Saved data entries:
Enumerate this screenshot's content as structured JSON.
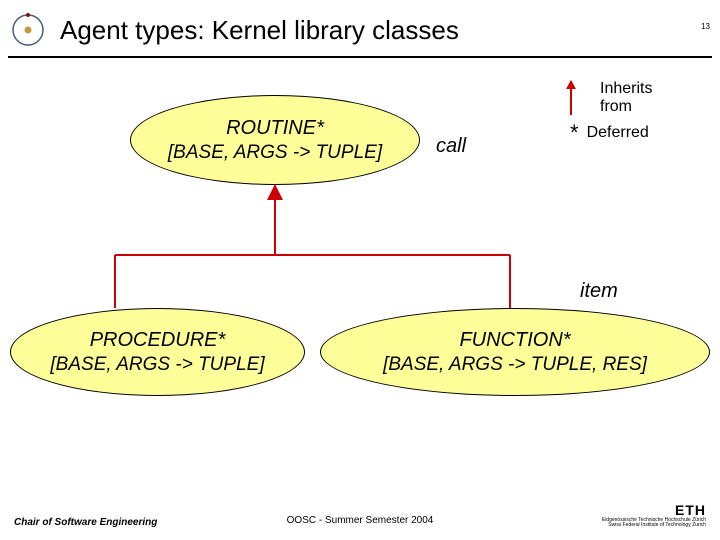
{
  "title": "Agent types: Kernel library classes",
  "page_number": "13",
  "legend": {
    "inherits_label": "Inherits\nfrom",
    "deferred_symbol": "*",
    "deferred_label": "Deferred"
  },
  "classes": {
    "routine": {
      "name": "ROUTINE*",
      "params": "[BASE, ARGS -> TUPLE]",
      "feature": "call"
    },
    "procedure": {
      "name": "PROCEDURE*",
      "params": "[BASE, ARGS -> TUPLE]"
    },
    "function": {
      "name": "FUNCTION*",
      "params": "[BASE, ARGS -> TUPLE, RES]",
      "feature": "item"
    }
  },
  "footer": {
    "left": "Chair of Software Engineering",
    "center": "OOSC - Summer Semester 2004",
    "right_main": "ETH",
    "right_sub": "Eidgenössische Technische Hochschule Zürich\nSwiss Federal Institute of Technology Zurich"
  },
  "colors": {
    "ellipse_fill": "#FFFF99",
    "arrow": "#cc0000"
  }
}
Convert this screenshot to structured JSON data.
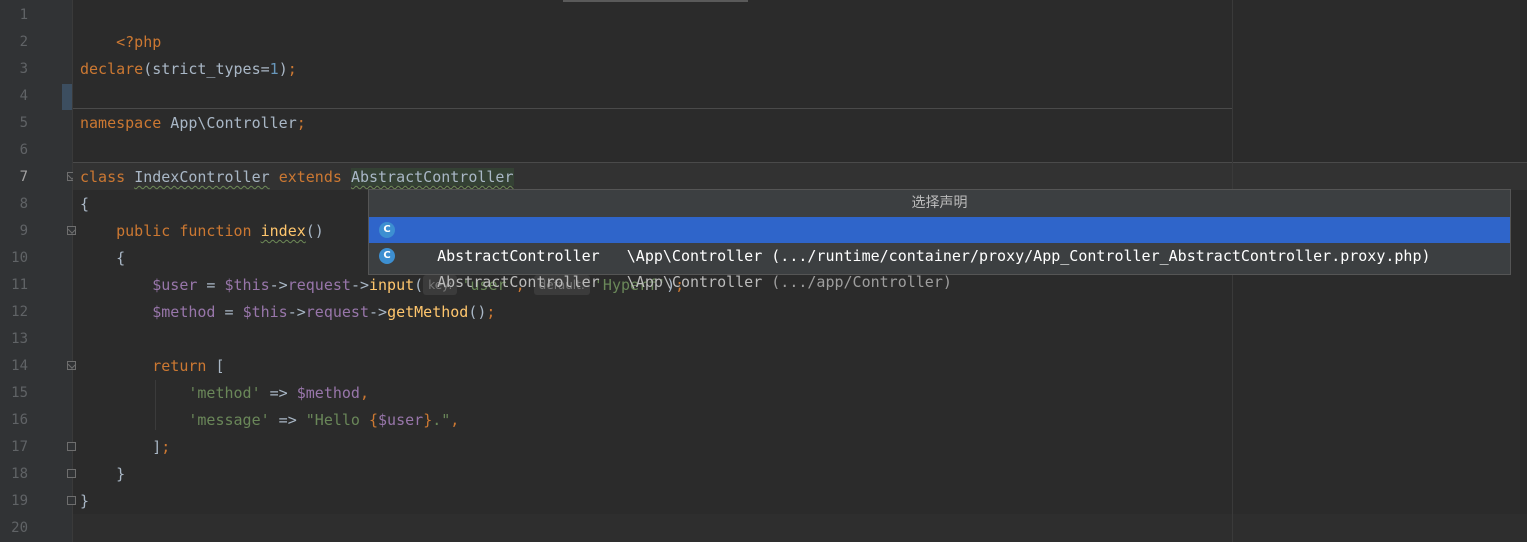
{
  "gutter": {
    "line_numbers": [
      "1",
      "2",
      "3",
      "4",
      "5",
      "6",
      "7",
      "8",
      "9",
      "10",
      "11",
      "12",
      "13",
      "14",
      "15",
      "16",
      "17",
      "18",
      "19",
      "20"
    ]
  },
  "code": {
    "l1": {
      "open_tag": "<?php"
    },
    "l3": {
      "declare": "declare",
      "paren_open": "(",
      "arg": "strict_types=",
      "value": "1",
      "paren_close": ")",
      "semi": ";"
    },
    "l5": {
      "namespace_kw": "namespace",
      "name": " App\\Controller",
      "semi": ";"
    },
    "l7": {
      "class_kw": "class",
      "class_name": "IndexController",
      "extends_kw": "extends",
      "parent": "AbstractController"
    },
    "l8": {
      "brace": "{"
    },
    "l9": {
      "public_kw": "public",
      "function_kw": "function",
      "fn_name": "index",
      "parens": "()"
    },
    "l10": {
      "brace": "{"
    },
    "l11": {
      "var": "$user",
      "assign": " = ",
      "this": "$this",
      "arrow1": "->",
      "prop": "request",
      "arrow2": "->",
      "method": "input",
      "paren": "(",
      "hint_key": "key:",
      "arg1": "'user'",
      "comma": ", ",
      "hint_default": "default:",
      "arg2": "'Hyperf'",
      "close": ")",
      "semi": ";"
    },
    "l12": {
      "var": "$method",
      "assign": " = ",
      "this": "$this",
      "arrow1": "->",
      "prop": "request",
      "arrow2": "->",
      "method": "getMethod",
      "call": "()",
      "semi": ";"
    },
    "l14": {
      "return_kw": "return",
      "bracket": " ["
    },
    "l15": {
      "key": "'method'",
      "arrow": " => ",
      "var": "$method",
      "comma": ","
    },
    "l16": {
      "key": "'message'",
      "arrow": " => ",
      "str_open": "\"Hello ",
      "interp_open": "{",
      "interp_var": "$user",
      "interp_close": "}",
      "str_close": ".\"",
      "comma": ","
    },
    "l17": {
      "bracket": "]",
      "semi": ";"
    },
    "l18": {
      "brace": "}"
    },
    "l19": {
      "brace": "}"
    }
  },
  "popup": {
    "title": "选择声明",
    "items": [
      {
        "icon": "C",
        "name": "AbstractController",
        "namespace": "\\App\\Controller",
        "path": "(.../runtime/container/proxy/App_Controller_AbstractController.proxy.php)",
        "selected": true
      },
      {
        "icon": "C",
        "name": "AbstractController",
        "namespace": "\\App\\Controller",
        "path": "(.../app/Controller)",
        "selected": false
      }
    ]
  },
  "colors": {
    "background": "#2b2b2b",
    "keyword": "#cc7832",
    "string": "#6a8759",
    "variable": "#9876aa",
    "function": "#ffc66d",
    "number": "#6897bb",
    "selection": "#2f65ca"
  }
}
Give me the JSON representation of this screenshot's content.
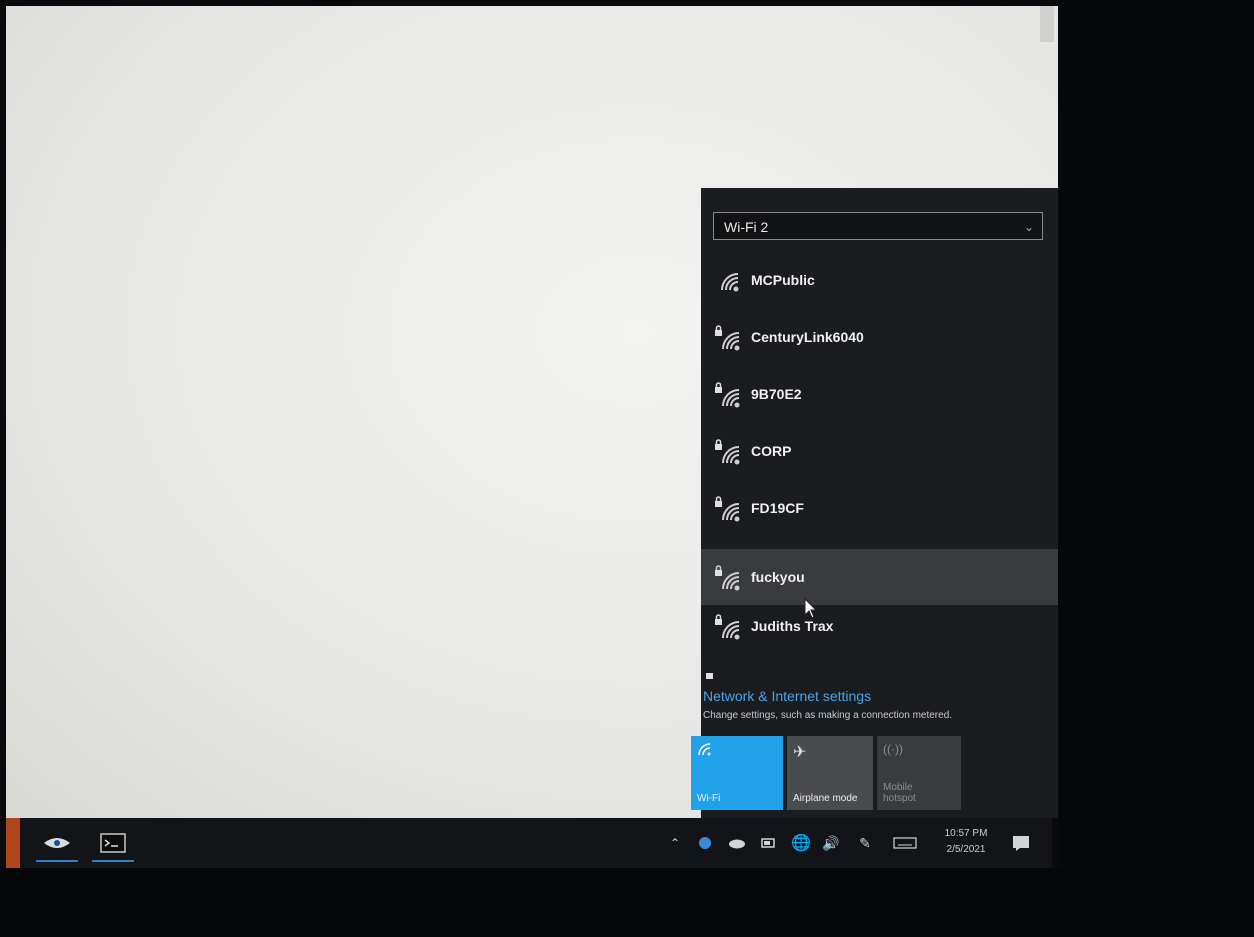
{
  "flyout": {
    "adapter": "Wi-Fi 2",
    "networks": [
      {
        "name": "MCPublic",
        "secured": false
      },
      {
        "name": "CenturyLink6040",
        "secured": true
      },
      {
        "name": "9B70E2",
        "secured": true
      },
      {
        "name": "CORP",
        "secured": true
      },
      {
        "name": "FD19CF",
        "secured": true
      },
      {
        "name": "fuckyou",
        "secured": true
      },
      {
        "name": "Judiths Trax",
        "secured": true
      }
    ],
    "settings_link": "Network & Internet settings",
    "settings_sub": "Change settings, such as making a connection metered.",
    "tiles": {
      "wifi": "Wi-Fi",
      "airplane": "Airplane mode",
      "hotspot": "Mobile hotspot"
    }
  },
  "clock": {
    "time": "10:57 PM",
    "date": "2/5/2021"
  },
  "colors": {
    "accent": "#22a2e8",
    "link": "#4aa3e6",
    "flyout_bg": "#1b1c1f",
    "taskbar_bg": "#131418"
  },
  "icons": [
    "wifi-signal-icon",
    "lock-icon",
    "chevron-down-icon",
    "airplane-icon",
    "hotspot-icon",
    "show-hidden-icons-chevron",
    "battery-icon",
    "globe-icon",
    "volume-icon",
    "pen-icon",
    "keyboard-icon",
    "action-center-icon"
  ]
}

Problem>
Look through the entries above; copy every line holding the string "TUPLE".

Response>
      "params": "[BASE, ARGS -> TUPLE]",
      "params": "[BASE, ARGS -> TUPLE]"
      "params": "[BASE, ARGS -> TUPLE, RES]",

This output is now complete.